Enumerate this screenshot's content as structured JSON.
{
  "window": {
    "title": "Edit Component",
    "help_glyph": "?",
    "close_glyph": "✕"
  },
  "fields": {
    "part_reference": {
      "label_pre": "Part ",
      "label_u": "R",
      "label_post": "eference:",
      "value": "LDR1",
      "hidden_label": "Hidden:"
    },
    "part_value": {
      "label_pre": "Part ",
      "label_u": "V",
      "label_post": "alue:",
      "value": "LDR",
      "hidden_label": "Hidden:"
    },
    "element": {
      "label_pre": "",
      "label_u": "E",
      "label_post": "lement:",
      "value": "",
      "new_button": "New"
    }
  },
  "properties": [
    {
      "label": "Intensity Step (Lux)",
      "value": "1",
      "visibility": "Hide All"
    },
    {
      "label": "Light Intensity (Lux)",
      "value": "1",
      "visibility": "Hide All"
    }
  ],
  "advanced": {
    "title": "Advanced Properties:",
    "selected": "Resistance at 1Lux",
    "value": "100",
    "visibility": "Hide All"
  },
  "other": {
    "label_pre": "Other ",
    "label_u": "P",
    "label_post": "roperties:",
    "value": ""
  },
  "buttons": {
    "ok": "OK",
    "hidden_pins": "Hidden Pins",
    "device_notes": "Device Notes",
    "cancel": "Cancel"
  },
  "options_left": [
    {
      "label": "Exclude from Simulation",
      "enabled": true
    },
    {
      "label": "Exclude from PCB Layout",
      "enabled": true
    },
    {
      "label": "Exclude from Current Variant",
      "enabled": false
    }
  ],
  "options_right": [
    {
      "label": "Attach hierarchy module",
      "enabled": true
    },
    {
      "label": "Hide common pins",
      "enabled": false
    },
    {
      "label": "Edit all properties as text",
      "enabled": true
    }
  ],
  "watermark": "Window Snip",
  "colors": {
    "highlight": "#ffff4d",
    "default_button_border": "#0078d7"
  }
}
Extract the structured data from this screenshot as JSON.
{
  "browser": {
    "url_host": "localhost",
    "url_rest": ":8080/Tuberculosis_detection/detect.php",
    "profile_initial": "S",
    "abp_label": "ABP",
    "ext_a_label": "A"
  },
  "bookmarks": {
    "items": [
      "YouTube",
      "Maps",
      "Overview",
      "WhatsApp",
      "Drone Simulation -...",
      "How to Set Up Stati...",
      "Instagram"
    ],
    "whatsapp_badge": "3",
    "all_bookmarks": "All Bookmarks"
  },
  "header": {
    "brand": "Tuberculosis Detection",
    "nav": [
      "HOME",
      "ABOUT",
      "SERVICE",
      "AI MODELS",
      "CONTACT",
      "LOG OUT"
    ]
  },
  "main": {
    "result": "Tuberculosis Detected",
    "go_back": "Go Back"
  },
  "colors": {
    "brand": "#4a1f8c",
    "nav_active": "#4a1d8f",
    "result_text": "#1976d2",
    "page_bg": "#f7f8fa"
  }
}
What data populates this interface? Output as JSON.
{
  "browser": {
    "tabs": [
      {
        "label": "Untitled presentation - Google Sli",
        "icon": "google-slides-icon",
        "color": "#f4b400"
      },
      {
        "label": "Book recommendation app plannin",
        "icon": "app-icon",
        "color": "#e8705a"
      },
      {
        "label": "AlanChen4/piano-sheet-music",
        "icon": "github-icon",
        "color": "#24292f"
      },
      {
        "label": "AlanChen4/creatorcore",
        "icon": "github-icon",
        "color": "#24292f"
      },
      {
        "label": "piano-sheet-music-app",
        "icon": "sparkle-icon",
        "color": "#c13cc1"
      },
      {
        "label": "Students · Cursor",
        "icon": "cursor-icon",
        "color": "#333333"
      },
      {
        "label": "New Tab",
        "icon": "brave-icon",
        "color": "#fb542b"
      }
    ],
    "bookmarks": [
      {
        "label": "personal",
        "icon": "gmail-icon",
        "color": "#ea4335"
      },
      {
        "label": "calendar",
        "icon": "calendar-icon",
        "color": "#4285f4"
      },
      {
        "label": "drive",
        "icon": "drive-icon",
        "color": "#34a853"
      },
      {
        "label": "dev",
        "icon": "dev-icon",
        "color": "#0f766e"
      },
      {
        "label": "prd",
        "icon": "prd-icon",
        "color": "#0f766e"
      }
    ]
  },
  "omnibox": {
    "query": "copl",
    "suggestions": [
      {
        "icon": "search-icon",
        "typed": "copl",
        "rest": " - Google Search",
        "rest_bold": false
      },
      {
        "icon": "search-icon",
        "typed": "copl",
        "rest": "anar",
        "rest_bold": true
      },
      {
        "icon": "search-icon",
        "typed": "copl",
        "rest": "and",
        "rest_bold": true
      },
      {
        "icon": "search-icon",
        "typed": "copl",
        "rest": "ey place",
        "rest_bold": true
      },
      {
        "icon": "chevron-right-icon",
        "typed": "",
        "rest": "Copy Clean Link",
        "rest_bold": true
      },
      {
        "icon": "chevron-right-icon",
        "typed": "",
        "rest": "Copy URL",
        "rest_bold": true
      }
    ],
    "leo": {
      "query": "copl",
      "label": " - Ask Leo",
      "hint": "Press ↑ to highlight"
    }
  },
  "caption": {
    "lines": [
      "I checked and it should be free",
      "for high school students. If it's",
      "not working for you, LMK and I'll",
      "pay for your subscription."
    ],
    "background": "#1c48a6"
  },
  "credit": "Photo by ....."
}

▸ **EXERCISE INSTRUCTIONS**: Each record above should be output again exactly.

▸ **WRITTEN ANSWER**:
Enumerate this screenshot's content as structured JSON.
{
  "window": {
    "title": "Edit Component",
    "help_glyph": "?",
    "close_glyph": "✕"
  },
  "fields": {
    "part_reference": {
      "label_pre": "Part ",
      "label_u": "R",
      "label_post": "eference:",
      "value": "LDR1",
      "hidden_label": "Hidden:"
    },
    "part_value": {
      "label_pre": "Part ",
      "label_u": "V",
      "label_post": "alue:",
      "value": "LDR",
      "hidden_label": "Hidden:"
    },
    "element": {
      "label_pre": "",
      "label_u": "E",
      "label_post": "lement:",
      "value": "",
      "new_button": "New"
    }
  },
  "properties": [
    {
      "label": "Intensity Step (Lux)",
      "value": "1",
      "visibility": "Hide All"
    },
    {
      "label": "Light Intensity (Lux)",
      "value": "1",
      "visibility": "Hide All"
    }
  ],
  "advanced": {
    "title": "Advanced Properties:",
    "selected": "Resistance at 1Lux",
    "value": "100",
    "visibility": "Hide All"
  },
  "other": {
    "label_pre": "Other ",
    "label_u": "P",
    "label_post": "roperties:",
    "value": ""
  },
  "buttons": {
    "ok": "OK",
    "hidden_pins": "Hidden Pins",
    "device_notes": "Device Notes",
    "cancel": "Cancel"
  },
  "options_left": [
    {
      "label": "Exclude from Simulation",
      "enabled": true
    },
    {
      "label": "Exclude from PCB Layout",
      "enabled": true
    },
    {
      "label": "Exclude from Current Variant",
      "enabled": false
    }
  ],
  "options_right": [
    {
      "label": "Attach hierarchy module",
      "enabled": true
    },
    {
      "label": "Hide common pins",
      "enabled": false
    },
    {
      "label": "Edit all properties as text",
      "enabled": true
    }
  ],
  "watermark": "Window Snip",
  "colors": {
    "highlight": "#ffff4d",
    "default_button_border": "#0078d7"
  }
}
Extract the structured data from this screenshot as JSON.
{
  "browser": {
    "url_host": "localhost",
    "url_rest": ":8080/Tuberculosis_detection/detect.php",
    "profile_initial": "S",
    "abp_label": "ABP",
    "ext_a_label": "A"
  },
  "bookmarks": {
    "items": [
      "YouTube",
      "Maps",
      "Overview",
      "WhatsApp",
      "Drone Simulation -...",
      "How to Set Up Stati...",
      "Instagram"
    ],
    "whatsapp_badge": "3",
    "all_bookmarks": "All Bookmarks"
  },
  "header": {
    "brand": "Tuberculosis Detection",
    "nav": [
      "HOME",
      "ABOUT",
      "SERVICE",
      "AI MODELS",
      "CONTACT",
      "LOG OUT"
    ]
  },
  "main": {
    "result": "Tuberculosis Detected",
    "go_back": "Go Back"
  },
  "colors": {
    "brand": "#4a1f8c",
    "nav_active": "#4a1d8f",
    "result_text": "#1976d2",
    "page_bg": "#f7f8fa"
  }
}
What data populates this interface? Output as JSON.
{
  "browser": {
    "tabs": [
      {
        "label": "Untitled presentation - Google Sli",
        "icon": "google-slides-icon",
        "color": "#f4b400"
      },
      {
        "label": "Book recommendation app plannin",
        "icon": "app-icon",
        "color": "#e8705a"
      },
      {
        "label": "AlanChen4/piano-sheet-music",
        "icon": "github-icon",
        "color": "#24292f"
      },
      {
        "label": "AlanChen4/creatorcore",
        "icon": "github-icon",
        "color": "#24292f"
      },
      {
        "label": "piano-sheet-music-app",
        "icon": "sparkle-icon",
        "color": "#c13cc1"
      },
      {
        "label": "Students · Cursor",
        "icon": "cursor-icon",
        "color": "#333333"
      },
      {
        "label": "New Tab",
        "icon": "brave-icon",
        "color": "#fb542b"
      }
    ],
    "bookmarks": [
      {
        "label": "personal",
        "icon": "gmail-icon",
        "color": "#ea4335"
      },
      {
        "label": "calendar",
        "icon": "calendar-icon",
        "color": "#4285f4"
      },
      {
        "label": "drive",
        "icon": "drive-icon",
        "color": "#34a853"
      },
      {
        "label": "dev",
        "icon": "dev-icon",
        "color": "#0f766e"
      },
      {
        "label": "prd",
        "icon": "prd-icon",
        "color": "#0f766e"
      }
    ]
  },
  "omnibox": {
    "query": "copl",
    "suggestions": [
      {
        "icon": "search-icon",
        "typed": "copl",
        "rest": " - Google Search",
        "rest_bold": false
      },
      {
        "icon": "search-icon",
        "typed": "copl",
        "rest": "anar",
        "rest_bold": true
      },
      {
        "icon": "search-icon",
        "typed": "copl",
        "rest": "and",
        "rest_bold": true
      },
      {
        "icon": "search-icon",
        "typed": "copl",
        "rest": "ey place",
        "rest_bold": true
      },
      {
        "icon": "chevron-right-icon",
        "typed": "",
        "rest": "Copy Clean Link",
        "rest_bold": true
      },
      {
        "icon": "chevron-right-icon",
        "typed": "",
        "rest": "Copy URL",
        "rest_bold": true
      }
    ],
    "leo": {
      "query": "copl",
      "label": " - Ask Leo",
      "hint": "Press ↑ to highlight"
    }
  },
  "caption": {
    "lines": [
      "I checked and it should be free",
      "for high school students. If it's",
      "not working for you, LMK and I'll",
      "pay for your subscription."
    ],
    "background": "#1c48a6"
  },
  "credit": "Photo by ....."
}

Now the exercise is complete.